WHAT IS EXPECTED - Locate the string "виды" throughout the material and copy every line in which it occurs.

***** MATERIALS PROVIDED *****

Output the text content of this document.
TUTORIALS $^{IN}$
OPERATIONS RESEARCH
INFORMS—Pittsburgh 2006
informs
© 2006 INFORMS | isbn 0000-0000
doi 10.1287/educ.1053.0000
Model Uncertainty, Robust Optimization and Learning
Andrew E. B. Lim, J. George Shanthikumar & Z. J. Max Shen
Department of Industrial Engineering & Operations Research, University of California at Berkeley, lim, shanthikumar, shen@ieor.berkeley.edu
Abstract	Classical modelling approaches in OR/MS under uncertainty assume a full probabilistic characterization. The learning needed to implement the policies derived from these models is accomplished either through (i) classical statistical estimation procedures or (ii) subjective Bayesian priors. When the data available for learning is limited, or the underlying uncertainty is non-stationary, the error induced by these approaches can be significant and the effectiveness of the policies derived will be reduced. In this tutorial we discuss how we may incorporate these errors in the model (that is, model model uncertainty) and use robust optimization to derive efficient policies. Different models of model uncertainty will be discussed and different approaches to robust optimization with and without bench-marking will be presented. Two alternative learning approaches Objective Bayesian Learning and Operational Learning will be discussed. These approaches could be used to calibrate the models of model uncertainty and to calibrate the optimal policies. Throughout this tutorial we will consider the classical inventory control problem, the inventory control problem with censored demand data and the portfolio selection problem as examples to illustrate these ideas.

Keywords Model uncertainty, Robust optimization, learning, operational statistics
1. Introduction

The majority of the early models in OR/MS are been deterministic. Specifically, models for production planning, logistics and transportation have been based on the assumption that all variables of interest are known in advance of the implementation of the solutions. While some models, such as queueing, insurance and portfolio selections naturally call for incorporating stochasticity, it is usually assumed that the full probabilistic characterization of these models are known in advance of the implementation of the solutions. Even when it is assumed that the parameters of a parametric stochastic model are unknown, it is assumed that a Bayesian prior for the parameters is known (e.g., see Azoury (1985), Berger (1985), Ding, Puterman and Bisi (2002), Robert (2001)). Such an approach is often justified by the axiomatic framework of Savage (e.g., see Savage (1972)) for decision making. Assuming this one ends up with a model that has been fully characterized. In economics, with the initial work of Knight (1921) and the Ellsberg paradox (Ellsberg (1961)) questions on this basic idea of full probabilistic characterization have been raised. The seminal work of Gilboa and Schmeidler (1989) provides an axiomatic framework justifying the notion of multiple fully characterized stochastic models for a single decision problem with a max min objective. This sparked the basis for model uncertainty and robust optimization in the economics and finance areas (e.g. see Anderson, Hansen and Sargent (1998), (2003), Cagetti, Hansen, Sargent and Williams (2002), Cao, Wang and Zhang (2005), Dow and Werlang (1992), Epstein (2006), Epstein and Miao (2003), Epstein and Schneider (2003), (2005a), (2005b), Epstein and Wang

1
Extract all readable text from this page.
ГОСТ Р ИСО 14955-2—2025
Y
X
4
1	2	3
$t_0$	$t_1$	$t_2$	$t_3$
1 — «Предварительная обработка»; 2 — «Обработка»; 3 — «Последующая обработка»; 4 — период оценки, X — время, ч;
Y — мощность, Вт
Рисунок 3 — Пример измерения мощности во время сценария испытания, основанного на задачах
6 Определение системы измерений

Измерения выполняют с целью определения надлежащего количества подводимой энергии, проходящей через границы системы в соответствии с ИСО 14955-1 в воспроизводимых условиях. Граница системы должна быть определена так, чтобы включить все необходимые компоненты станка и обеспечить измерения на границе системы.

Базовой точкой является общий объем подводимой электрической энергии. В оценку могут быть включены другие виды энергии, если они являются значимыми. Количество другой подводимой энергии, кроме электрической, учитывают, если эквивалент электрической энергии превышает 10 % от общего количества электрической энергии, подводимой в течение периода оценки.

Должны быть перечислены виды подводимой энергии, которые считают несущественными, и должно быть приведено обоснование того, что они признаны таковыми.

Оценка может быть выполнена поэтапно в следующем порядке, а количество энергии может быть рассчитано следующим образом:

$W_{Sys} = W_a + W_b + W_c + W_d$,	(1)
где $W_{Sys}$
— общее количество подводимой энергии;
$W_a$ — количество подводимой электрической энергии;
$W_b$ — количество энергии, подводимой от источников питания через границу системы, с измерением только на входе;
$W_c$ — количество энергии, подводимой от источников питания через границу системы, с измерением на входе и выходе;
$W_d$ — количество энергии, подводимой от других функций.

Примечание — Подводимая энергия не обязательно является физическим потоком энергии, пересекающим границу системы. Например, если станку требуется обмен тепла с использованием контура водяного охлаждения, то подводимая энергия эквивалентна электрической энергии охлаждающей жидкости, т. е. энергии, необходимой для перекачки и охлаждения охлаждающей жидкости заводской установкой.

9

*****

ANSWER BELOW -
Базовой точкой является общий объем подводимой электрической энергии. В оценку могут быть включены другие виды энергии, если они являются значимыми. Количество другой подводимой энергии, кроме электрической, учитывают, если эквивалент электрической энергии превышает 10 % от общего количества электрической энергии, подводимой в течение периода оценки.
Должны быть перечислены виды подводимой энергии, которые считают несущественными, и должно быть приведено обоснование того, что они признаны таковыми.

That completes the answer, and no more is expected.